## What you should do
Retype all of the data exactly as given.

%%

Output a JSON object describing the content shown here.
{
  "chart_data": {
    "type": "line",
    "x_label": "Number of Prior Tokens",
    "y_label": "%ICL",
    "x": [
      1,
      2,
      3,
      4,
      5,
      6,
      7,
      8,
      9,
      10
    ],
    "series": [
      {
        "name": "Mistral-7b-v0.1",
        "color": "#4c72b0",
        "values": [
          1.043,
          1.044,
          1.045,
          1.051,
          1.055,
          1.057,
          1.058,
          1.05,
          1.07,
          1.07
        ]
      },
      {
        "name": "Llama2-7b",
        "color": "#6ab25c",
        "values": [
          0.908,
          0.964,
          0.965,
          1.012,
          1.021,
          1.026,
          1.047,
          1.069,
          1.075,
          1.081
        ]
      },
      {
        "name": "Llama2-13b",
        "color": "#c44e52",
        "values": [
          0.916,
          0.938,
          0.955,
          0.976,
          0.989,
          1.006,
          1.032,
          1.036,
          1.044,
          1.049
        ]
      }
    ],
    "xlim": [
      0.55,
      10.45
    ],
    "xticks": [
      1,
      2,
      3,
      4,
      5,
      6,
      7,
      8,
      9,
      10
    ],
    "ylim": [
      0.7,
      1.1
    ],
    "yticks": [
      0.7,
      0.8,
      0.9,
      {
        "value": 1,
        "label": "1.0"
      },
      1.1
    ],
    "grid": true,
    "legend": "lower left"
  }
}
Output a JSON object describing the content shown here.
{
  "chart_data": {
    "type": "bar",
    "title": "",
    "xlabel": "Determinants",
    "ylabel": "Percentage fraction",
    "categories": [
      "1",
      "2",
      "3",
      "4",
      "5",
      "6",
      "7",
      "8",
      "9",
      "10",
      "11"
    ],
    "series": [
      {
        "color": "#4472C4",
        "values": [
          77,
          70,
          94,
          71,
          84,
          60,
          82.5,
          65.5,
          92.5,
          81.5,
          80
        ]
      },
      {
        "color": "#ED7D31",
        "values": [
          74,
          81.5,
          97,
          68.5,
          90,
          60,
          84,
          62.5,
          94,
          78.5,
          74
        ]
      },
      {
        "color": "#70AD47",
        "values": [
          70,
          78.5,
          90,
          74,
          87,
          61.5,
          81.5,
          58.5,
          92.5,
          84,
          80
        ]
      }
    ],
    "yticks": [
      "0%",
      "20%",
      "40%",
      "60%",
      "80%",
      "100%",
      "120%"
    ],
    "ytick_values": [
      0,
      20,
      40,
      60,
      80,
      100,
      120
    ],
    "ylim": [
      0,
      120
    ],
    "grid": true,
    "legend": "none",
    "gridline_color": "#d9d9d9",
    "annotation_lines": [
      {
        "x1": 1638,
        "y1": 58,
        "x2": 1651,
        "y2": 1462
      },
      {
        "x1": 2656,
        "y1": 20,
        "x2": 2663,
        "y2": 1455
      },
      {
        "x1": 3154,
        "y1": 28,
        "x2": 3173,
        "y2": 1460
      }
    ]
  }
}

%%

## Reply
Output a JSON object describing the content shown here.
{
  "chart_data": {
    "type": "line",
    "x_label": "Number of Prior Tokens",
    "y_label": "%ICL",
    "x": [
      1,
      2,
      3,
      4,
      5,
      6,
      7,
      8,
      9,
      10
    ],
    "series": [
      {
        "name": "Mistral-7b-v0.1",
        "color": "#4c72b0",
        "values": [
          1.043,
          1.044,
          1.045,
          1.051,
          1.055,
          1.057,
          1.058,
          1.05,
          1.07,
          1.07
        ]
      },
      {
        "name": "Llama2-7b",
        "color": "#6ab25c",
        "values": [
          0.908,
          0.964,
          0.965,
          1.012,
          1.021,
          1.026,
          1.047,
          1.069,
          1.075,
          1.081
        ]
      },
      {
        "name": "Llama2-13b",
        "color": "#c44e52",
        "values": [
          0.916,
          0.938,
          0.955,
          0.976,
          0.989,
          1.006,
          1.032,
          1.036,
          1.044,
          1.049
        ]
      }
    ],
    "xlim": [
      0.55,
      10.45
    ],
    "xticks": [
      1,
      2,
      3,
      4,
      5,
      6,
      7,
      8,
      9,
      10
    ],
    "ylim": [
      0.7,
      1.1
    ],
    "yticks": [
      0.7,
      0.8,
      0.9,
      {
        "value": 1,
        "label": "1.0"
      },
      1.1
    ],
    "grid": true,
    "legend": "lower left"
  }
}
Output a JSON object describing the content shown here.
{
  "chart_data": {
    "type": "bar",
    "title": "",
    "xlabel": "Determinants",
    "ylabel": "Percentage fraction",
    "categories": [
      "1",
      "2",
      "3",
      "4",
      "5",
      "6",
      "7",
      "8",
      "9",
      "10",
      "11"
    ],
    "series": [
      {
        "color": "#4472C4",
        "values": [
          77,
          70,
          94,
          71,
          84,
          60,
          82.5,
          65.5,
          92.5,
          81.5,
          80
        ]
      },
      {
        "color": "#ED7D31",
        "values": [
          74,
          81.5,
          97,
          68.5,
          90,
          60,
          84,
          62.5,
          94,
          78.5,
          74
        ]
      },
      {
        "color": "#70AD47",
        "values": [
          70,
          78.5,
          90,
          74,
          87,
          61.5,
          81.5,
          58.5,
          92.5,
          84,
          80
        ]
      }
    ],
    "yticks": [
      "0%",
      "20%",
      "40%",
      "60%",
      "80%",
      "100%",
      "120%"
    ],
    "ytick_values": [
      0,
      20,
      40,
      60,
      80,
      100,
      120
    ],
    "ylim": [
      0,
      120
    ],
    "grid": true,
    "legend": "none",
    "gridline_color": "#d9d9d9",
    "annotation_lines": [
      {
        "x1": 1638,
        "y1": 58,
        "x2": 1651,
        "y2": 1462
      },
      {
        "x1": 2656,
        "y1": 20,
        "x2": 2663,
        "y2": 1455
      },
      {
        "x1": 3154,
        "y1": 28,
        "x2": 3173,
        "y2": 1460
      }
    ]
  }
}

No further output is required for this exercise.